— Start of Information given —

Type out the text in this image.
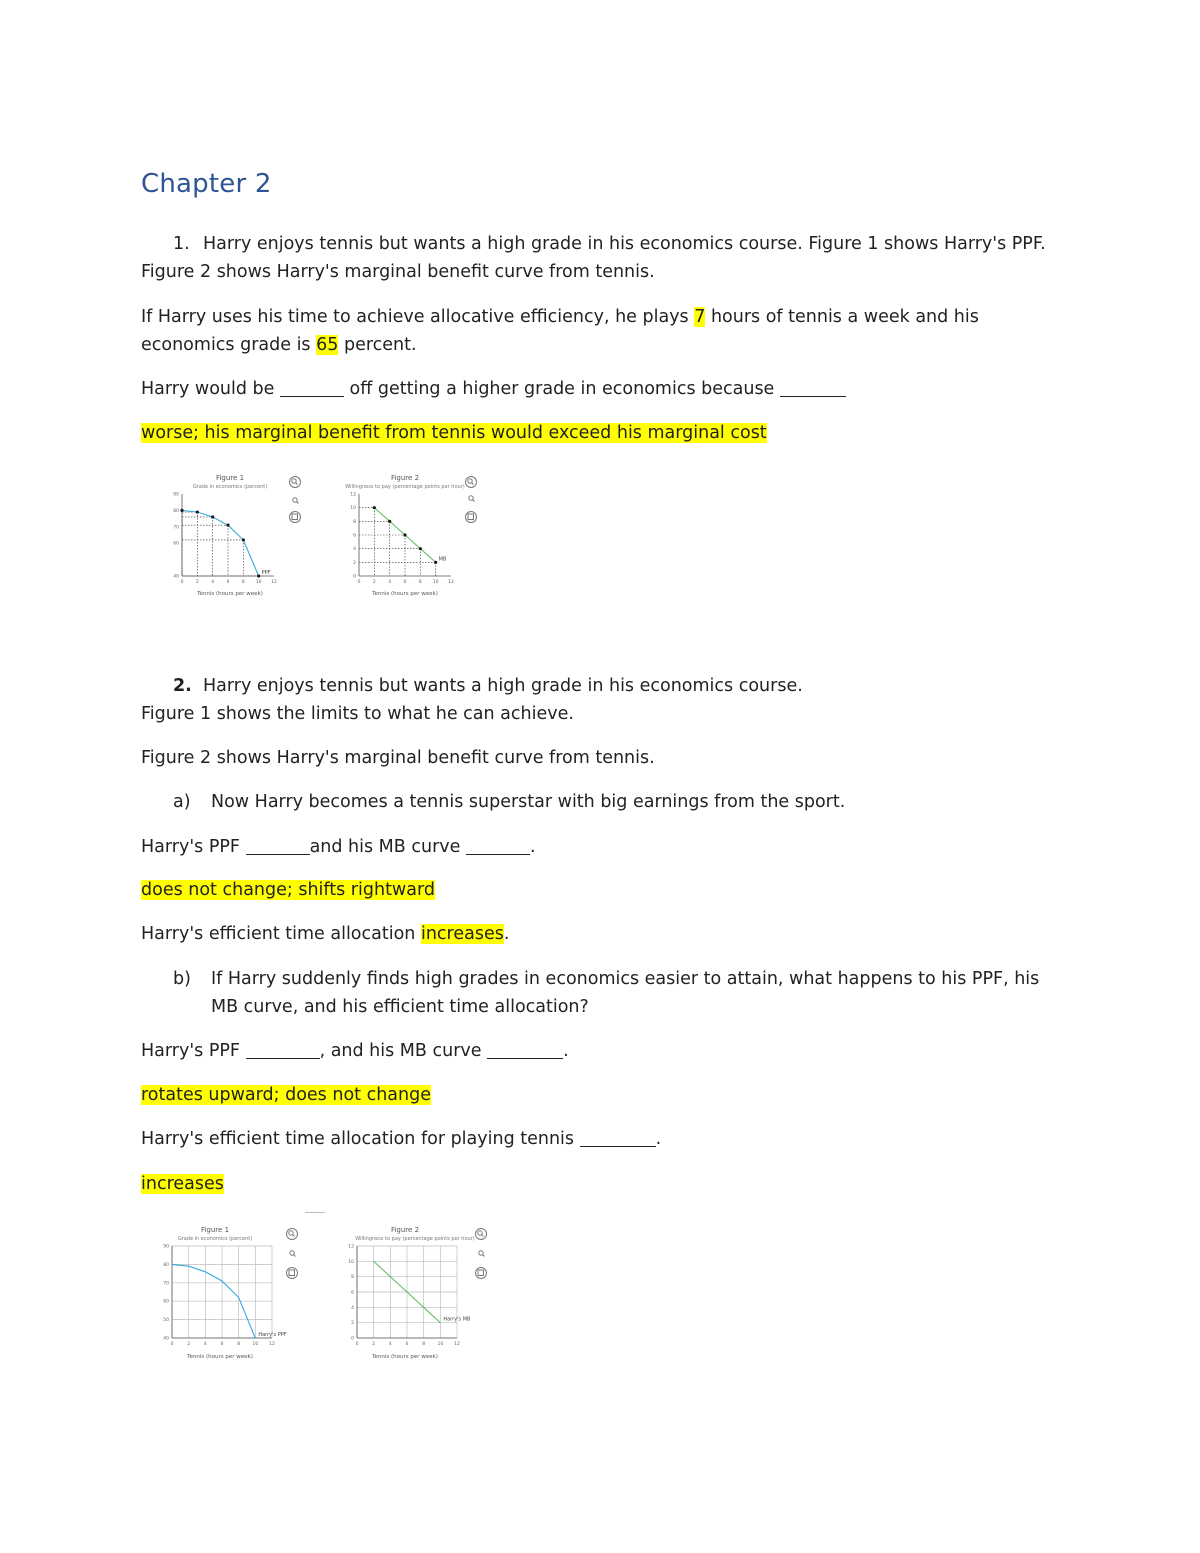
Chapter 2
1. Harry enjoys tennis but wants a high grade in his economics course. Figure 1 shows Harry's PPF.
Figure 2 shows Harry's marginal benefit curve from tennis.
If Harry uses his time to achieve allocative efficiency, he plays 7 hours of tennis a week and his
economics grade is 65 percent.
Harry would be	off getting a higher grade in economics because
worse; his marginal benefit from tennis would exceed his marginal cost
Figure 1
Grade in economics (percent)
0	2	4	6	8 10 12
40
60
70
80
90
PPF
Tennis (hours per week)
Figure 2
Willingness to pay (percentage points per hour)
0	2	4	6	8 10 12
0
2
4
6
8
10
12
MB
Tennis (hours per week)
2. Harry enjoys tennis but wants a high grade in his economics course.
Figure 1 shows the limits to what he can achieve.
Figure 2 shows Harry's marginal benefit curve from tennis.
a) Now Harry becomes a tennis superstar with big earnings from the sport.
Harry's PPF	and his MB curve	.
does not change; shifts rightward
Harry's efficient time allocation increases.
b) If Harry suddenly finds high grades in economics easier to attain, what happens to his PPF, his
MB curve, and his efficient time allocation?
Harry's PPF	, and his MB curve	.
rotates upward; does not change
Harry's efficient time allocation for playing tennis	.
increases
Figure 1
Grade in economics (percent)
0	2	4	6	8	10 12
40
50
60
70
80
90
Harry's PPF
Tennis (hours per week)
Figure 2
Willingness to pay (percentage points per hour)
0	2	4	6	8	10 12
0
2
4
6
8
10
12
Harry's MB
Tennis (hours per week)
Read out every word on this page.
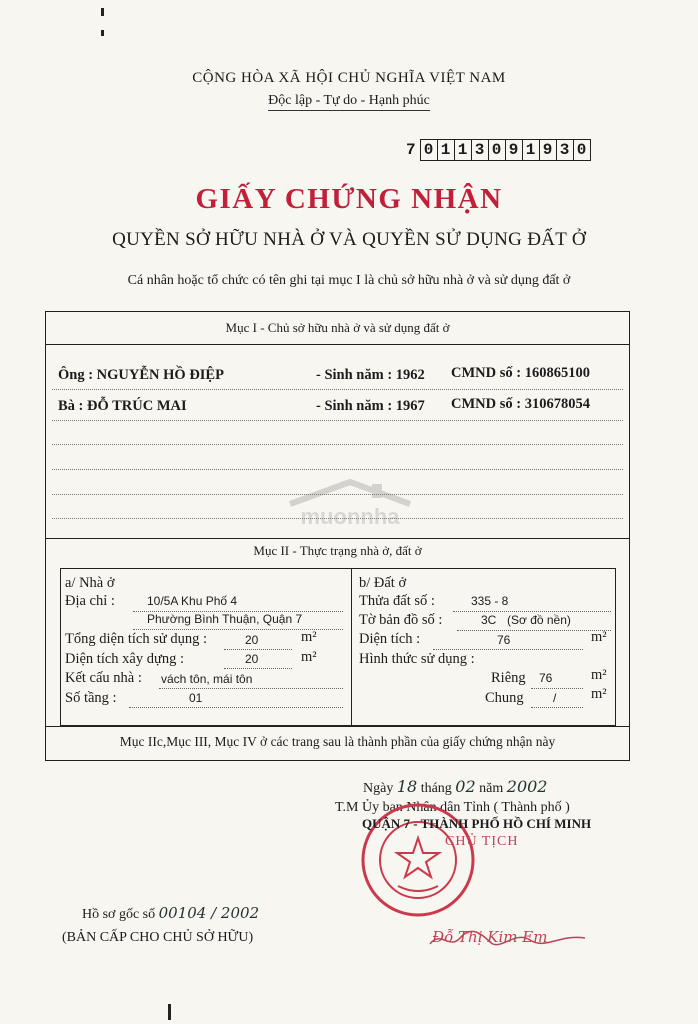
CỘNG HÒA XÃ HỘI CHỦ NGHĨA VIỆT NAM
Độc lập - Tự do - Hạnh phúc
7 0 1 1 3 0 9 1 9 3 0
GIẤY CHỨNG NHẬN
QUYỀN SỞ HỮU NHÀ Ở VÀ QUYỀN SỬ DỤNG ĐẤT Ở
Cá nhân hoặc tổ chức có tên ghi tại mục I là chủ sở hữu nhà ở và sử dụng đất ở
Mục I - Chủ sở hữu nhà ở và sử dụng đất ở
Ông : NGUYỄN HỒ ĐIỆP	- Sinh năm : 1962 CMND số : 160865100
Bà : ĐỖ TRÚC MAI	- Sinh năm : 1967 CMND số : 310678054
Mục II - Thực trạng nhà ở, đất ở
a/ Nhà ở
Địa chỉ :	10/5A Khu Phố 4
Phường Bình Thuận, Quận 7
Tổng diện tích sử dụng :	20	m²
Diện tích xây dựng :	20	m²
Kết cấu nhà : vách tôn, mái tôn
Số tầng :	01
b/ Đất ở
Thửa đất số :	335 - 8
Tờ bản đồ số :	3C (Sơ đồ nền)
Diện tích :	76	m²
Hình thức sử dụng :
Riêng 76	m²
Chung / m²
Mục IIc,Mục III, Mục IV ở các trang sau là thành phần của giấy chứng nhận này
muonnha
Ngày 18 tháng 02 năm 2002
T.M Ủy ban Nhân dân Tỉnh ( Thành phố )
QUẬN 7 - THÀNH PHỐ HỒ CHÍ MINH
CHỦ TỊCH
Đỗ Thị Kim Em
Hồ sơ gốc số 00104 / 2002
(BẢN CẤP CHO CHỦ SỞ HỮU)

— End of Information given —

* Exercise details: Gather every line from the entries above where the word "change" appears, and copy them.

* Response below:
does not change; shifts rightward
rotates upward; does not change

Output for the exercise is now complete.